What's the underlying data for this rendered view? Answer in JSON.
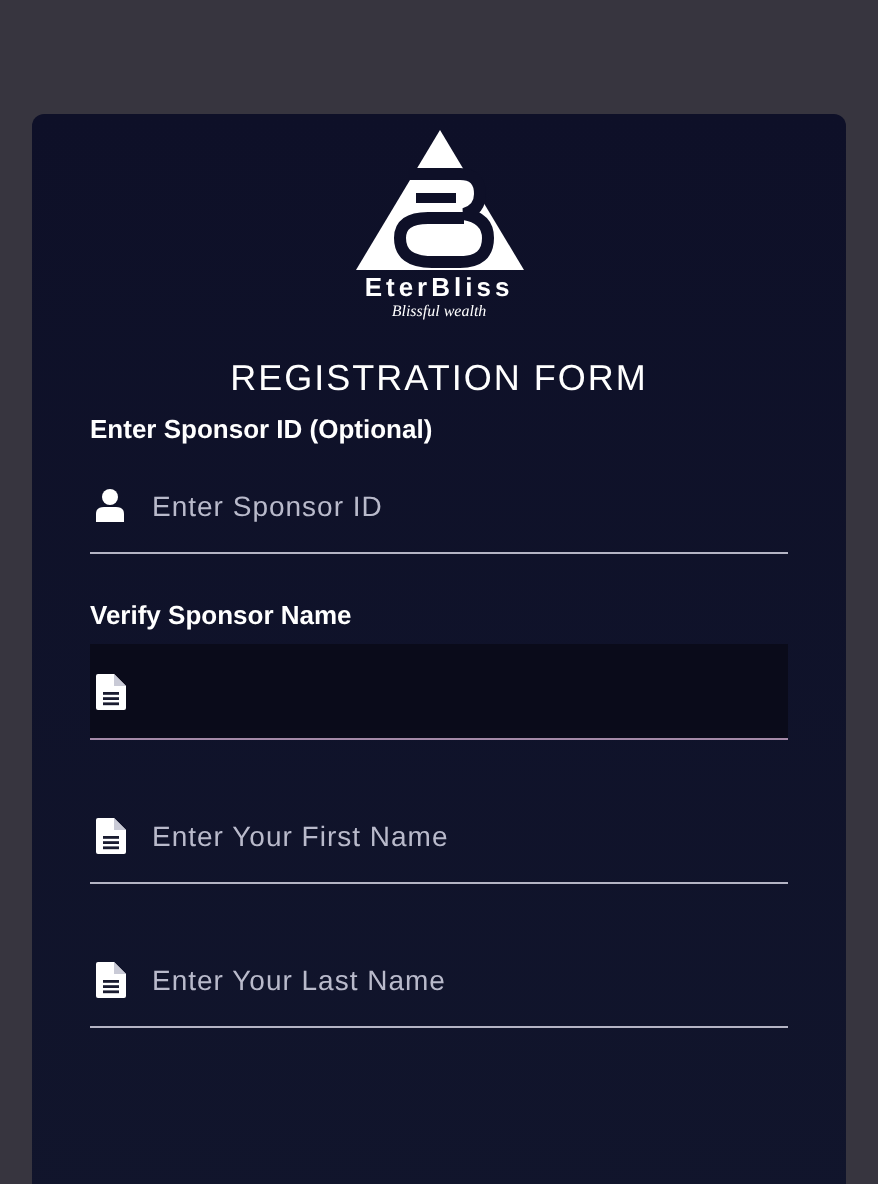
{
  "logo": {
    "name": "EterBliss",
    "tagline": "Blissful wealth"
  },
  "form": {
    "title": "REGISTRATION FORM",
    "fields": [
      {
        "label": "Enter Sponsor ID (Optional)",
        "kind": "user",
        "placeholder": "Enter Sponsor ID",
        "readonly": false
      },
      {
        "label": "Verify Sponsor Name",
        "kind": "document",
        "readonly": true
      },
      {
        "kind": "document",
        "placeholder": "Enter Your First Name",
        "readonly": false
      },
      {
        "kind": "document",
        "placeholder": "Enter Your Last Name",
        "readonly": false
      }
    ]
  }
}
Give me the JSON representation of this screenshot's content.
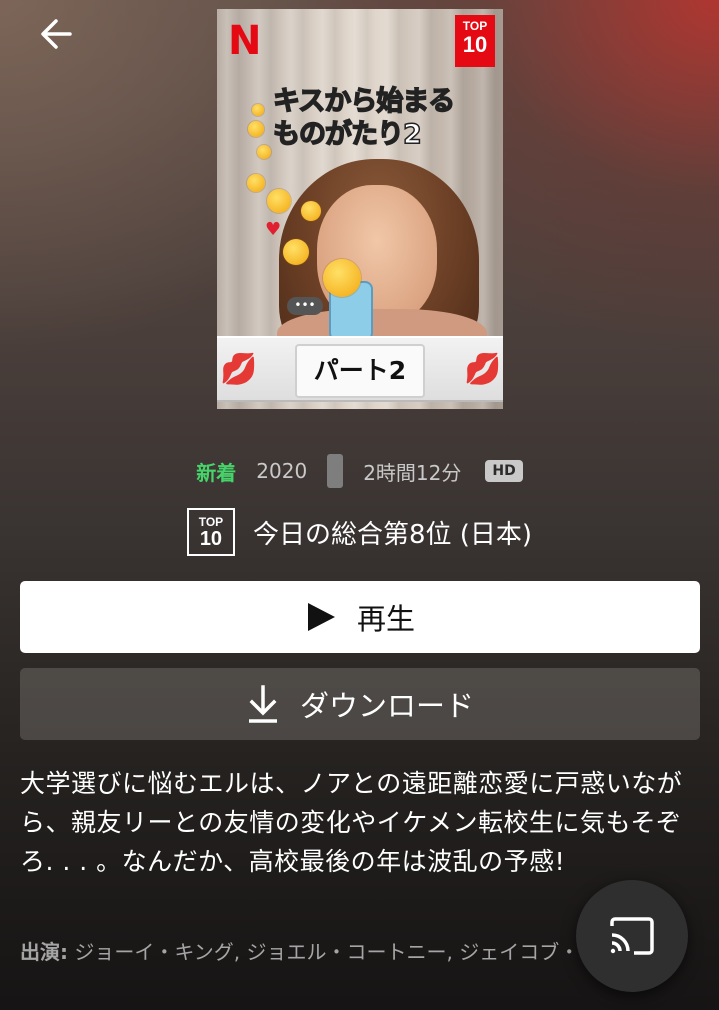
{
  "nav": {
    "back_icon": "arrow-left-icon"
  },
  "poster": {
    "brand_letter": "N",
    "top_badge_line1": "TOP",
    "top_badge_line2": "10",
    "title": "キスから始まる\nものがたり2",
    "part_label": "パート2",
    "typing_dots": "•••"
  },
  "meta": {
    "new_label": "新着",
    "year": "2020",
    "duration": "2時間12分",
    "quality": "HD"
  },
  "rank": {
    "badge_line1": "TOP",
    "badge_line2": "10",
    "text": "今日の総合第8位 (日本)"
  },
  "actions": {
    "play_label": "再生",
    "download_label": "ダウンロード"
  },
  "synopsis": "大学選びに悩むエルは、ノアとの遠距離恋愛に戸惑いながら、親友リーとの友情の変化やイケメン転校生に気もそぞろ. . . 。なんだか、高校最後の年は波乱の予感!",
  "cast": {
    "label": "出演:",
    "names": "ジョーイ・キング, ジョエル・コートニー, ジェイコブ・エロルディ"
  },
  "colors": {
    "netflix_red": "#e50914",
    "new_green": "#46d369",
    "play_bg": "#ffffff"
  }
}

* * *

__Do this__.
Reproduce every entry word for word, but skip any pictures.

__Correct answer__.
What's the underlying data for this rendered view? Answer in JSON.
{
  "logo": {
    "name": "EterBliss",
    "tagline": "Blissful wealth"
  },
  "form": {
    "title": "REGISTRATION FORM",
    "fields": [
      {
        "label": "Enter Sponsor ID (Optional)",
        "kind": "user",
        "placeholder": "Enter Sponsor ID",
        "readonly": false
      },
      {
        "label": "Verify Sponsor Name",
        "kind": "document",
        "readonly": true
      },
      {
        "kind": "document",
        "placeholder": "Enter Your First Name",
        "readonly": false
      },
      {
        "kind": "document",
        "placeholder": "Enter Your Last Name",
        "readonly": false
      }
    ]
  }
}
Give me the JSON representation of this screenshot's content.
{
  "nav": {
    "back_icon": "arrow-left-icon"
  },
  "poster": {
    "brand_letter": "N",
    "top_badge_line1": "TOP",
    "top_badge_line2": "10",
    "title": "キスから始まる\nものがたり2",
    "part_label": "パート2",
    "typing_dots": "•••"
  },
  "meta": {
    "new_label": "新着",
    "year": "2020",
    "duration": "2時間12分",
    "quality": "HD"
  },
  "rank": {
    "badge_line1": "TOP",
    "badge_line2": "10",
    "text": "今日の総合第8位 (日本)"
  },
  "actions": {
    "play_label": "再生",
    "download_label": "ダウンロード"
  },
  "synopsis": "大学選びに悩むエルは、ノアとの遠距離恋愛に戸惑いながら、親友リーとの友情の変化やイケメン転校生に気もそぞろ. . . 。なんだか、高校最後の年は波乱の予感!",
  "cast": {
    "label": "出演:",
    "names": "ジョーイ・キング, ジョエル・コートニー, ジェイコブ・エロルディ"
  },
  "colors": {
    "netflix_red": "#e50914",
    "new_green": "#46d369",
    "play_bg": "#ffffff"
  }
}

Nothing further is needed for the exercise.